## Figure data in JSON
*****
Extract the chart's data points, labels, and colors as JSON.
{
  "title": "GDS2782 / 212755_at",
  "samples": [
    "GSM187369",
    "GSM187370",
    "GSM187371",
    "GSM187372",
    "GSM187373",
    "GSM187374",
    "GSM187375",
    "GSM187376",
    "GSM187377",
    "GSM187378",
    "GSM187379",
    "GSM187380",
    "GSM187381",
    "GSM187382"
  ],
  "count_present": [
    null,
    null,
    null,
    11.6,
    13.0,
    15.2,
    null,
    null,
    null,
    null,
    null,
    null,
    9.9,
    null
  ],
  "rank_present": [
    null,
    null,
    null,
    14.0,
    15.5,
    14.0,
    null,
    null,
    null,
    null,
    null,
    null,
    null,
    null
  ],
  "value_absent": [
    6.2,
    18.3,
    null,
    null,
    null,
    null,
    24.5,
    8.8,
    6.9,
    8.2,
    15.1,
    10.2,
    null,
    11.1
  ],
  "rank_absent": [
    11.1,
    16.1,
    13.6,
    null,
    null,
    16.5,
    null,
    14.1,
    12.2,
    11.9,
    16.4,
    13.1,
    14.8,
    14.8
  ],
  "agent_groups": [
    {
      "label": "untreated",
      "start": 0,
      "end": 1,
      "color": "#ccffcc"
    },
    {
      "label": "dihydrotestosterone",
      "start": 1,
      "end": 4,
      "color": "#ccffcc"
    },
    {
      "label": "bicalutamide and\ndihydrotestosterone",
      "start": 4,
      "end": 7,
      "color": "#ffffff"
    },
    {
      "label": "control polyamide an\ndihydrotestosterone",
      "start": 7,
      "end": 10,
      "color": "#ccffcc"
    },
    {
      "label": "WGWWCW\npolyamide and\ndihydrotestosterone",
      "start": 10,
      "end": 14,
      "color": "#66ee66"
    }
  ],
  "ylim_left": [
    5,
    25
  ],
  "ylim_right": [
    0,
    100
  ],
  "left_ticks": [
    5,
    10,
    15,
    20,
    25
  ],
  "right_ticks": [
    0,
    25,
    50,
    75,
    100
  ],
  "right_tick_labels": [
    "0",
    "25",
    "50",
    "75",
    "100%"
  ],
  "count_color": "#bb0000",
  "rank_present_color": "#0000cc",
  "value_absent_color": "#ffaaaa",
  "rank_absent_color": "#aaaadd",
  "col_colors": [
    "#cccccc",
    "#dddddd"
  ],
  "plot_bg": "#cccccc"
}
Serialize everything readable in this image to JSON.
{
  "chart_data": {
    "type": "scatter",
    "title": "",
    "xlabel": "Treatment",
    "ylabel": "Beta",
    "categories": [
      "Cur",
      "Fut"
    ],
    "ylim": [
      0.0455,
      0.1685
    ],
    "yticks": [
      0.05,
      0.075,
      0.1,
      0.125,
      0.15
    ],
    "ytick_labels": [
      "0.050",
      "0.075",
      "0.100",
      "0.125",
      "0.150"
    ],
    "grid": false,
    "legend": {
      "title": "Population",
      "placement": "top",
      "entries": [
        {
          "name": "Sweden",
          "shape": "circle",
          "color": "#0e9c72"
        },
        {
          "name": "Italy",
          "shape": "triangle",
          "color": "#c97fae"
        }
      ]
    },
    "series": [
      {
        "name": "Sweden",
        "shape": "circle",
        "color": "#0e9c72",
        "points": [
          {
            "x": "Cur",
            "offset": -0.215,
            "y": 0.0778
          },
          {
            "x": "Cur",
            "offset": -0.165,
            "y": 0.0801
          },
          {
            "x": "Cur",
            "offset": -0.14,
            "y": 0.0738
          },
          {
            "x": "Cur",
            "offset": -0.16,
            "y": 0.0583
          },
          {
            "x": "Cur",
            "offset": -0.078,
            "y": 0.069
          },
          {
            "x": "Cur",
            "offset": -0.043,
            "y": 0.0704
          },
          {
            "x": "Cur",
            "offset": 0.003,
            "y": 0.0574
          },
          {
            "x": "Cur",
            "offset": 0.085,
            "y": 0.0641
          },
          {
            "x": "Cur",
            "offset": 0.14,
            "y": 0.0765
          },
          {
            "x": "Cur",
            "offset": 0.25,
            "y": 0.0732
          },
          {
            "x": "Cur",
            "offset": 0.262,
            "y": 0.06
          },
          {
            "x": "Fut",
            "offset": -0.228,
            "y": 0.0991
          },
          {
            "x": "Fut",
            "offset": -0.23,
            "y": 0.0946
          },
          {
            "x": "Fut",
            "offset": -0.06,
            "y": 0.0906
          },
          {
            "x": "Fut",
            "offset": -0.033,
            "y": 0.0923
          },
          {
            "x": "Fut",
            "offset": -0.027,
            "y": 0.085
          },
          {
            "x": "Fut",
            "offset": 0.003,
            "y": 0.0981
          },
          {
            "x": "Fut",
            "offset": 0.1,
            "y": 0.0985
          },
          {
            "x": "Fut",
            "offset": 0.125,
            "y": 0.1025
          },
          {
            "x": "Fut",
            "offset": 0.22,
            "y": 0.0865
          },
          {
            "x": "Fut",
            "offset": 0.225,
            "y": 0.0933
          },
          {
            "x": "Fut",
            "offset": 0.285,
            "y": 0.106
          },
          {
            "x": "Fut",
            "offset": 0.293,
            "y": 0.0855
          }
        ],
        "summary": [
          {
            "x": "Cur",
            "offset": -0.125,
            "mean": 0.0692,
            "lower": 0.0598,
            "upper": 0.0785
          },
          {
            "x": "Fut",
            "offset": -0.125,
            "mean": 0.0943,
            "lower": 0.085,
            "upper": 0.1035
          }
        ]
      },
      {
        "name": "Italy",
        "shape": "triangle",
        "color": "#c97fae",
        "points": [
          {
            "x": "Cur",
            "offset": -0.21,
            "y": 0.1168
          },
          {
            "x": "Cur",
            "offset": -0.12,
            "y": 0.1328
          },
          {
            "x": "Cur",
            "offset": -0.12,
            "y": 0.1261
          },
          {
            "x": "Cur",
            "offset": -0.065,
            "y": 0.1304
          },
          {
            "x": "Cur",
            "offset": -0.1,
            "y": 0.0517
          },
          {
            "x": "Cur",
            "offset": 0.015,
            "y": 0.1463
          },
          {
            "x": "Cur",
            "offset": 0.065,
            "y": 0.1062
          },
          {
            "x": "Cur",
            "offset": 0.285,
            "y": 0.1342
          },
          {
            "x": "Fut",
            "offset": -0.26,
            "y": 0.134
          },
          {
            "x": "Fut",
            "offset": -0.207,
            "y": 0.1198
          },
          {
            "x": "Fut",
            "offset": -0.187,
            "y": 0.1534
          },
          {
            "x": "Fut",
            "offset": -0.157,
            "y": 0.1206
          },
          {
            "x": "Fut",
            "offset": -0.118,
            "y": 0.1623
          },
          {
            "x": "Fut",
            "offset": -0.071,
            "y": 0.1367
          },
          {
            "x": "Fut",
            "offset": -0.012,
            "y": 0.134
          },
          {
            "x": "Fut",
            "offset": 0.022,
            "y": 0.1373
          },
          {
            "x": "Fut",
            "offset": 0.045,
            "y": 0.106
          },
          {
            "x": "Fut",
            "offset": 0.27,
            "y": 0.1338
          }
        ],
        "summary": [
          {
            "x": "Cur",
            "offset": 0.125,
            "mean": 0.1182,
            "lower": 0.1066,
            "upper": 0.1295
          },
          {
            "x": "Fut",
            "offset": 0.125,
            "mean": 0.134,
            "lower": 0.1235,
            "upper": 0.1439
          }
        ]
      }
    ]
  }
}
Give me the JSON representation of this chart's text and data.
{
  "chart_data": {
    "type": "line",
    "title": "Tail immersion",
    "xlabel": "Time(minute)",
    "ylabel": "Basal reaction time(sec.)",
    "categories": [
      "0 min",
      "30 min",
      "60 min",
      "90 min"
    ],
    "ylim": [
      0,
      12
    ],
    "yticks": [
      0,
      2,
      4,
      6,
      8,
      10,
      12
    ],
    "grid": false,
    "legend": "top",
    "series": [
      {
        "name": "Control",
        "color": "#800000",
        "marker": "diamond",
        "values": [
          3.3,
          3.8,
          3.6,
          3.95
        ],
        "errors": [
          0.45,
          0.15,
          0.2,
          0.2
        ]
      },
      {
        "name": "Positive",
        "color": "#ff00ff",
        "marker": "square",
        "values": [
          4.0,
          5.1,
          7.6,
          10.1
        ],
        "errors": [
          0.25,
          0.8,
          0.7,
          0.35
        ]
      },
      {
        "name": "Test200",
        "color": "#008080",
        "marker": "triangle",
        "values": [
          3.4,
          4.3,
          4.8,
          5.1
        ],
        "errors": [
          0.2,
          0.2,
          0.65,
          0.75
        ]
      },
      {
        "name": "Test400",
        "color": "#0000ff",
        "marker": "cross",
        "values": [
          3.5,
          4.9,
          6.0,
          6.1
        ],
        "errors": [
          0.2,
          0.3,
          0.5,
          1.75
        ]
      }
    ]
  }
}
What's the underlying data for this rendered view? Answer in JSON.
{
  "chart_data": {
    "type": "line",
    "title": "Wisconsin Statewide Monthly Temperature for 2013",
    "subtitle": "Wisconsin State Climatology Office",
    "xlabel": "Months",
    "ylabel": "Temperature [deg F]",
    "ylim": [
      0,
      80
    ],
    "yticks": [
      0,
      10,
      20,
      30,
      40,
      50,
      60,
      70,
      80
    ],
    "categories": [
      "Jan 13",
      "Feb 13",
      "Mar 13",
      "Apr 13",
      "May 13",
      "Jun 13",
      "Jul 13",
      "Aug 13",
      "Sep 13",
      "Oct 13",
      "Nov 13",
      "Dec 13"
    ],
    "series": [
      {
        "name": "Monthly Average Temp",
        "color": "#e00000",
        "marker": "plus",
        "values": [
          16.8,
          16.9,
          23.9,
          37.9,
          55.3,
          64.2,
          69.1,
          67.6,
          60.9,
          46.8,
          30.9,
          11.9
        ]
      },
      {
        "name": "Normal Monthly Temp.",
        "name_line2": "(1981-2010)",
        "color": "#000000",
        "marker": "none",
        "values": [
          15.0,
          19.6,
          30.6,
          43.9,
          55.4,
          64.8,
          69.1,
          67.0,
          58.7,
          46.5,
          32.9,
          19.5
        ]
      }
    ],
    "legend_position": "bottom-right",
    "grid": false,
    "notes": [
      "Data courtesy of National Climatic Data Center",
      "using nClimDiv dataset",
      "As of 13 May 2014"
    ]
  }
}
*****
## Task goal
Each line in the data that holds the string "this" should be found and copied.

## The completed task
Serialize everything readable in this image to JSON.
Give me the JSON representation of this chart's text and data.
What's the underlying data for this rendered view? Answer in JSON.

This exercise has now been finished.